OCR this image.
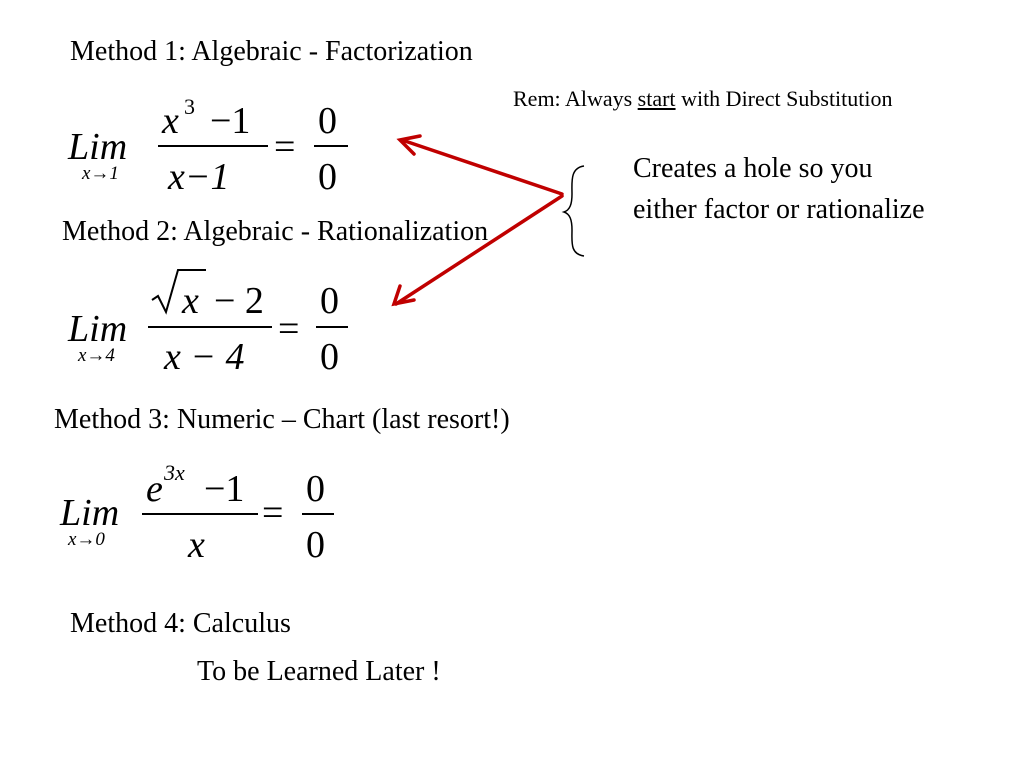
Method 1: Algebraic - Factorization
Lim
x→1
x 3 −1
x−1
=
0
0
Rem: Always start with Direct Substitution
Creates a hole so you either factor or rationalize
Method 2: Algebraic - Rationalization
Lim
x→4
x − 2
x − 4
=
0
0
Method 3: Numeric – Chart (last resort!)
Lim
x→0
e 3x −1
x
=
0
0
Method 4: Calculus
To be Learned Later !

▬▬▬

» **Exercise instructions**
Restate the data above word for word. Do not include the images.

» **Solution to this task**
OCR this image.
Method 1: Algebraic - Factorization
Lim
x→1
x 3 −1
x−1
=
0
0
Rem: Always start with Direct Substitution
Creates a hole so you either factor or rationalize
Method 2: Algebraic - Rationalization
Lim
x→4
x − 2
x − 4
=
0
0
Method 3: Numeric – Chart (last resort!)
Lim
x→0
e 3x −1
x
=
0
0
Method 4: Calculus
To be Learned Later !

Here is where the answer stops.